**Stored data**
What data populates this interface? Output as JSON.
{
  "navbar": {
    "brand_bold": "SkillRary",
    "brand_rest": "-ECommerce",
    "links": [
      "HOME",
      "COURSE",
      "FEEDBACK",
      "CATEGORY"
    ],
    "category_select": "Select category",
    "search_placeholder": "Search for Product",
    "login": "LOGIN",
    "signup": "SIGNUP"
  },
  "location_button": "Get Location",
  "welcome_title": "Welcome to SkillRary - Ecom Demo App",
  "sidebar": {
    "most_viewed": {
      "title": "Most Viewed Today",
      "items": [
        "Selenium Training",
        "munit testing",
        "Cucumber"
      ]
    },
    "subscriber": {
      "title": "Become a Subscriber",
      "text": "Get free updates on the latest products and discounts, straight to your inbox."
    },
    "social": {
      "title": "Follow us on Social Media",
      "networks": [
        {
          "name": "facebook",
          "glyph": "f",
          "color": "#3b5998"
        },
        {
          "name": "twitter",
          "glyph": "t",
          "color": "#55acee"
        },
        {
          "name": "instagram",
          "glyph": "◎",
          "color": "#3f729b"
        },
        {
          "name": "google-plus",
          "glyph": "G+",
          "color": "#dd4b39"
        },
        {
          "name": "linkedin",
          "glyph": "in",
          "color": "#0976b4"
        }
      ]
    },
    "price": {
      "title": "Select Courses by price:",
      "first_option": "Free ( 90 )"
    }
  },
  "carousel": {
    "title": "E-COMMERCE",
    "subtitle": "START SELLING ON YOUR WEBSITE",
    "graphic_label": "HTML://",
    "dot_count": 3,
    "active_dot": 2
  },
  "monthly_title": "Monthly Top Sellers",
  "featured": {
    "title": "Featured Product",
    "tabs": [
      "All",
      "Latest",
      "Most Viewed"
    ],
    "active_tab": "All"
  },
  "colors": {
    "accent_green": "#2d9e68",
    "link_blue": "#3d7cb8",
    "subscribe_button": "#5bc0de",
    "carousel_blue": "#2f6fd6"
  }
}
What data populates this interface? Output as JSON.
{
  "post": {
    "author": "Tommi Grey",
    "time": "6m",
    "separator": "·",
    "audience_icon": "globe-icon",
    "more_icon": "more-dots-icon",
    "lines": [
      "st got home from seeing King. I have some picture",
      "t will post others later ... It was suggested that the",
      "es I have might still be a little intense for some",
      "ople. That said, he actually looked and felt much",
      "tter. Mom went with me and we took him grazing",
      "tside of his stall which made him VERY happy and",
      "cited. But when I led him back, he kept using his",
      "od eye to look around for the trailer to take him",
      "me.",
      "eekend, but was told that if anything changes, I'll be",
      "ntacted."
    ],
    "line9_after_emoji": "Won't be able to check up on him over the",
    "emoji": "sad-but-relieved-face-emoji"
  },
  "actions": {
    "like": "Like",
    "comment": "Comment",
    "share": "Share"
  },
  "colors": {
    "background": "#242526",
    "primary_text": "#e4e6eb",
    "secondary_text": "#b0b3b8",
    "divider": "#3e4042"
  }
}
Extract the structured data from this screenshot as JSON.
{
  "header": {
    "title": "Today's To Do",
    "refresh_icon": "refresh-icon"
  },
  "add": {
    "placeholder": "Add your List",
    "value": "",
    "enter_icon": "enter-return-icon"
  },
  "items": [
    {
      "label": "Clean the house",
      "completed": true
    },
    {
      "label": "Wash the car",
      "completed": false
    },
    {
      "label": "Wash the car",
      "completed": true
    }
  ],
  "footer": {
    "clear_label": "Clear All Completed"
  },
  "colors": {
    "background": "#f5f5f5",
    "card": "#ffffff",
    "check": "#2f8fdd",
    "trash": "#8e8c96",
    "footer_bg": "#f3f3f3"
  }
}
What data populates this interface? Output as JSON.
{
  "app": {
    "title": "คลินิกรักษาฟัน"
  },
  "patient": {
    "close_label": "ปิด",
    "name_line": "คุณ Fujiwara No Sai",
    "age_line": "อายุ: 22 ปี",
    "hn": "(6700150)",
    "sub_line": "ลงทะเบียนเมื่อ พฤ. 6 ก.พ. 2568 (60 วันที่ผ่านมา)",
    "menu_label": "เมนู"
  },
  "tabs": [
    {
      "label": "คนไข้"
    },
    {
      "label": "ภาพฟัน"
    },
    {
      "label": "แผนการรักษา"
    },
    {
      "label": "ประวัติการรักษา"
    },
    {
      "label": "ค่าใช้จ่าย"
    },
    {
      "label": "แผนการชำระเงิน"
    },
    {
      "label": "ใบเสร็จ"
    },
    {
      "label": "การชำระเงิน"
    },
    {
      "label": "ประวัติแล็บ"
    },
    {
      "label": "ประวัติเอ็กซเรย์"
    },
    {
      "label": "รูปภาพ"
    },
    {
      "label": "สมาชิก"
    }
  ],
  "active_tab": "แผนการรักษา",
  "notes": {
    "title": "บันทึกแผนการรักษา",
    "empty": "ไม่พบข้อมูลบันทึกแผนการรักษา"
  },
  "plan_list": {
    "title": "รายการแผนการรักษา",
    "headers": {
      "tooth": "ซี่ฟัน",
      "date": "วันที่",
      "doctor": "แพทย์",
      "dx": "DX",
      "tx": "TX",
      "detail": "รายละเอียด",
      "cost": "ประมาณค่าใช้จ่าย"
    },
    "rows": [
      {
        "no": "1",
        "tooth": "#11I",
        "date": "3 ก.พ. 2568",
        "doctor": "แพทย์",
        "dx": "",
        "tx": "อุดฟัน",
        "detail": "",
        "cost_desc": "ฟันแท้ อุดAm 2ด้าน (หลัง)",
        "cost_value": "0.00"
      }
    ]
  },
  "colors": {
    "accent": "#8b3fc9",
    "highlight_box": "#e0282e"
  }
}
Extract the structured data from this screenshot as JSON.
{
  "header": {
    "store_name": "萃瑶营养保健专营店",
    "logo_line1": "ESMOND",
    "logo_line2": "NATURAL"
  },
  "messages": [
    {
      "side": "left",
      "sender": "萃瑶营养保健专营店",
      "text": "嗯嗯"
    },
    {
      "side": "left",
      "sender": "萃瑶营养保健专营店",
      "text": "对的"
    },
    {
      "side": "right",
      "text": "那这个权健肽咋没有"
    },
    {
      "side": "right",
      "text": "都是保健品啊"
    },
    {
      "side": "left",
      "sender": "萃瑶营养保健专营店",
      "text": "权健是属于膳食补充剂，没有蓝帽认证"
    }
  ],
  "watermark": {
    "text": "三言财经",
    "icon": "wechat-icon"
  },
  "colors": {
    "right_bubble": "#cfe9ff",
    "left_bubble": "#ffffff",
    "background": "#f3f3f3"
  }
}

**Exercise prompt**
Write out the records shown above, exactly as they appear.

**Answer to the exercise**
What data populates this interface? Output as JSON.
{
  "navbar": {
    "brand_bold": "SkillRary",
    "brand_rest": "-ECommerce",
    "links": [
      "HOME",
      "COURSE",
      "FEEDBACK",
      "CATEGORY"
    ],
    "category_select": "Select category",
    "search_placeholder": "Search for Product",
    "login": "LOGIN",
    "signup": "SIGNUP"
  },
  "location_button": "Get Location",
  "welcome_title": "Welcome to SkillRary - Ecom Demo App",
  "sidebar": {
    "most_viewed": {
      "title": "Most Viewed Today",
      "items": [
        "Selenium Training",
        "munit testing",
        "Cucumber"
      ]
    },
    "subscriber": {
      "title": "Become a Subscriber",
      "text": "Get free updates on the latest products and discounts, straight to your inbox."
    },
    "social": {
      "title": "Follow us on Social Media",
      "networks": [
        {
          "name": "facebook",
          "glyph": "f",
          "color": "#3b5998"
        },
        {
          "name": "twitter",
          "glyph": "t",
          "color": "#55acee"
        },
        {
          "name": "instagram",
          "glyph": "◎",
          "color": "#3f729b"
        },
        {
          "name": "google-plus",
          "glyph": "G+",
          "color": "#dd4b39"
        },
        {
          "name": "linkedin",
          "glyph": "in",
          "color": "#0976b4"
        }
      ]
    },
    "price": {
      "title": "Select Courses by price:",
      "first_option": "Free ( 90 )"
    }
  },
  "carousel": {
    "title": "E-COMMERCE",
    "subtitle": "START SELLING ON YOUR WEBSITE",
    "graphic_label": "HTML://",
    "dot_count": 3,
    "active_dot": 2
  },
  "monthly_title": "Monthly Top Sellers",
  "featured": {
    "title": "Featured Product",
    "tabs": [
      "All",
      "Latest",
      "Most Viewed"
    ],
    "active_tab": "All"
  },
  "colors": {
    "accent_green": "#2d9e68",
    "link_blue": "#3d7cb8",
    "subscribe_button": "#5bc0de",
    "carousel_blue": "#2f6fd6"
  }
}
What data populates this interface? Output as JSON.
{
  "post": {
    "author": "Tommi Grey",
    "time": "6m",
    "separator": "·",
    "audience_icon": "globe-icon",
    "more_icon": "more-dots-icon",
    "lines": [
      "st got home from seeing King. I have some picture",
      "t will post others later ... It was suggested that the",
      "es I have might still be a little intense for some",
      "ople. That said, he actually looked and felt much",
      "tter. Mom went with me and we took him grazing",
      "tside of his stall which made him VERY happy and",
      "cited. But when I led him back, he kept using his",
      "od eye to look around for the trailer to take him",
      "me.",
      "eekend, but was told that if anything changes, I'll be",
      "ntacted."
    ],
    "line9_after_emoji": "Won't be able to check up on him over the",
    "emoji": "sad-but-relieved-face-emoji"
  },
  "actions": {
    "like": "Like",
    "comment": "Comment",
    "share": "Share"
  },
  "colors": {
    "background": "#242526",
    "primary_text": "#e4e6eb",
    "secondary_text": "#b0b3b8",
    "divider": "#3e4042"
  }
}
Extract the structured data from this screenshot as JSON.
{
  "header": {
    "title": "Today's To Do",
    "refresh_icon": "refresh-icon"
  },
  "add": {
    "placeholder": "Add your List",
    "value": "",
    "enter_icon": "enter-return-icon"
  },
  "items": [
    {
      "label": "Clean the house",
      "completed": true
    },
    {
      "label": "Wash the car",
      "completed": false
    },
    {
      "label": "Wash the car",
      "completed": true
    }
  ],
  "footer": {
    "clear_label": "Clear All Completed"
  },
  "colors": {
    "background": "#f5f5f5",
    "card": "#ffffff",
    "check": "#2f8fdd",
    "trash": "#8e8c96",
    "footer_bg": "#f3f3f3"
  }
}
What data populates this interface? Output as JSON.
{
  "app": {
    "title": "คลินิกรักษาฟัน"
  },
  "patient": {
    "close_label": "ปิด",
    "name_line": "คุณ Fujiwara No Sai",
    "age_line": "อายุ: 22 ปี",
    "hn": "(6700150)",
    "sub_line": "ลงทะเบียนเมื่อ พฤ. 6 ก.พ. 2568 (60 วันที่ผ่านมา)",
    "menu_label": "เมนู"
  },
  "tabs": [
    {
      "label": "คนไข้"
    },
    {
      "label": "ภาพฟัน"
    },
    {
      "label": "แผนการรักษา"
    },
    {
      "label": "ประวัติการรักษา"
    },
    {
      "label": "ค่าใช้จ่าย"
    },
    {
      "label": "แผนการชำระเงิน"
    },
    {
      "label": "ใบเสร็จ"
    },
    {
      "label": "การชำระเงิน"
    },
    {
      "label": "ประวัติแล็บ"
    },
    {
      "label": "ประวัติเอ็กซเรย์"
    },
    {
      "label": "รูปภาพ"
    },
    {
      "label": "สมาชิก"
    }
  ],
  "active_tab": "แผนการรักษา",
  "notes": {
    "title": "บันทึกแผนการรักษา",
    "empty": "ไม่พบข้อมูลบันทึกแผนการรักษา"
  },
  "plan_list": {
    "title": "รายการแผนการรักษา",
    "headers": {
      "tooth": "ซี่ฟัน",
      "date": "วันที่",
      "doctor": "แพทย์",
      "dx": "DX",
      "tx": "TX",
      "detail": "รายละเอียด",
      "cost": "ประมาณค่าใช้จ่าย"
    },
    "rows": [
      {
        "no": "1",
        "tooth": "#11I",
        "date": "3 ก.พ. 2568",
        "doctor": "แพทย์",
        "dx": "",
        "tx": "อุดฟัน",
        "detail": "",
        "cost_desc": "ฟันแท้ อุดAm 2ด้าน (หลัง)",
        "cost_value": "0.00"
      }
    ]
  },
  "colors": {
    "accent": "#8b3fc9",
    "highlight_box": "#e0282e"
  }
}
Extract the structured data from this screenshot as JSON.
{
  "header": {
    "store_name": "萃瑶营养保健专营店",
    "logo_line1": "ESMOND",
    "logo_line2": "NATURAL"
  },
  "messages": [
    {
      "side": "left",
      "sender": "萃瑶营养保健专营店",
      "text": "嗯嗯"
    },
    {
      "side": "left",
      "sender": "萃瑶营养保健专营店",
      "text": "对的"
    },
    {
      "side": "right",
      "text": "那这个权健肽咋没有"
    },
    {
      "side": "right",
      "text": "都是保健品啊"
    },
    {
      "side": "left",
      "sender": "萃瑶营养保健专营店",
      "text": "权健是属于膳食补充剂，没有蓝帽认证"
    }
  ],
  "watermark": {
    "text": "三言财经",
    "icon": "wechat-icon"
  },
  "colors": {
    "right_bubble": "#cfe9ff",
    "left_bubble": "#ffffff",
    "background": "#f3f3f3"
  }
}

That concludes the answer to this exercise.